• **OBJECTIVE**
Reproduce every line of the listing below without changing a single character.

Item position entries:

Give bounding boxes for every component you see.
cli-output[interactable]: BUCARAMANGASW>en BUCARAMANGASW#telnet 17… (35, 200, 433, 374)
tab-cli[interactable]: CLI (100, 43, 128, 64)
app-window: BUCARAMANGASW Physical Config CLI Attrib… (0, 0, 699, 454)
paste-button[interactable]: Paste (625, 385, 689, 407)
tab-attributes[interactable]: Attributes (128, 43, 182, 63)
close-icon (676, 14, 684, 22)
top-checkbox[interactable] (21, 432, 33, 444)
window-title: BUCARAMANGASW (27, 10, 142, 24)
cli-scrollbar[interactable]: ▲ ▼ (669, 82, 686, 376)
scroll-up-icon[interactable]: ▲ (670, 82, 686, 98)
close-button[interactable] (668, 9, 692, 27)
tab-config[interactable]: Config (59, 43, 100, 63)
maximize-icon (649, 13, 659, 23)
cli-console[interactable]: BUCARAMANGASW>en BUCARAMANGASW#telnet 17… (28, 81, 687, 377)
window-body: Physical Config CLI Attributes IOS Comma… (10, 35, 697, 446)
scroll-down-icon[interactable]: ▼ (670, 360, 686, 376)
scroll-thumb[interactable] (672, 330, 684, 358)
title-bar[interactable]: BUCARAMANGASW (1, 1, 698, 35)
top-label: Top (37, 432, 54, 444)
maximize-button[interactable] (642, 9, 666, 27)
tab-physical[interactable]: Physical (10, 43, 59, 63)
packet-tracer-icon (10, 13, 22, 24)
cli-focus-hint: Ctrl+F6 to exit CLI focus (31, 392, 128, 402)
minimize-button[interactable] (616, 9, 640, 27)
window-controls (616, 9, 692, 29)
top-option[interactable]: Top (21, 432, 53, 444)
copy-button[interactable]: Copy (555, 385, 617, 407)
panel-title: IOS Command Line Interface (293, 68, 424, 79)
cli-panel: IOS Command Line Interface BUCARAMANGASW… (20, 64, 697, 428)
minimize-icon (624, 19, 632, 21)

• **SOLUTION TO THIS PROBLEM**
Give bounding boxes for every component you see.
cli-output[interactable]: BUCARAMANGASW>en BUCARAMANGASW#telnet 17… (35, 200, 433, 374)
tab-cli[interactable]: CLI (100, 43, 128, 64)
app-window: BUCARAMANGASW Physical Config CLI Attrib… (0, 0, 699, 454)
paste-button[interactable]: Paste (625, 385, 689, 407)
tab-attributes[interactable]: Attributes (128, 43, 182, 63)
close-icon (676, 14, 684, 22)
top-checkbox[interactable] (21, 432, 33, 444)
window-title: BUCARAMANGASW (27, 10, 142, 24)
cli-scrollbar[interactable]: ▲ ▼ (669, 82, 686, 376)
scroll-up-icon[interactable]: ▲ (670, 82, 686, 98)
close-button[interactable] (668, 9, 692, 27)
tab-config[interactable]: Config (59, 43, 100, 63)
maximize-icon (649, 13, 659, 23)
cli-console[interactable]: BUCARAMANGASW>en BUCARAMANGASW#telnet 17… (28, 81, 687, 377)
window-body: Physical Config CLI Attributes IOS Comma… (10, 35, 697, 446)
scroll-down-icon[interactable]: ▼ (670, 360, 686, 376)
scroll-thumb[interactable] (672, 330, 684, 358)
title-bar[interactable]: BUCARAMANGASW (1, 1, 698, 35)
top-label: Top (37, 432, 54, 444)
maximize-button[interactable] (642, 9, 666, 27)
tab-physical[interactable]: Physical (10, 43, 59, 63)
packet-tracer-icon (10, 13, 22, 24)
cli-focus-hint: Ctrl+F6 to exit CLI focus (31, 392, 128, 402)
minimize-button[interactable] (616, 9, 640, 27)
window-controls (616, 9, 692, 29)
top-option[interactable]: Top (21, 432, 53, 444)
copy-button[interactable]: Copy (555, 385, 617, 407)
panel-title: IOS Command Line Interface (293, 68, 424, 79)
cli-panel: IOS Command Line Interface BUCARAMANGASW… (20, 64, 697, 428)
minimize-icon (624, 19, 632, 21)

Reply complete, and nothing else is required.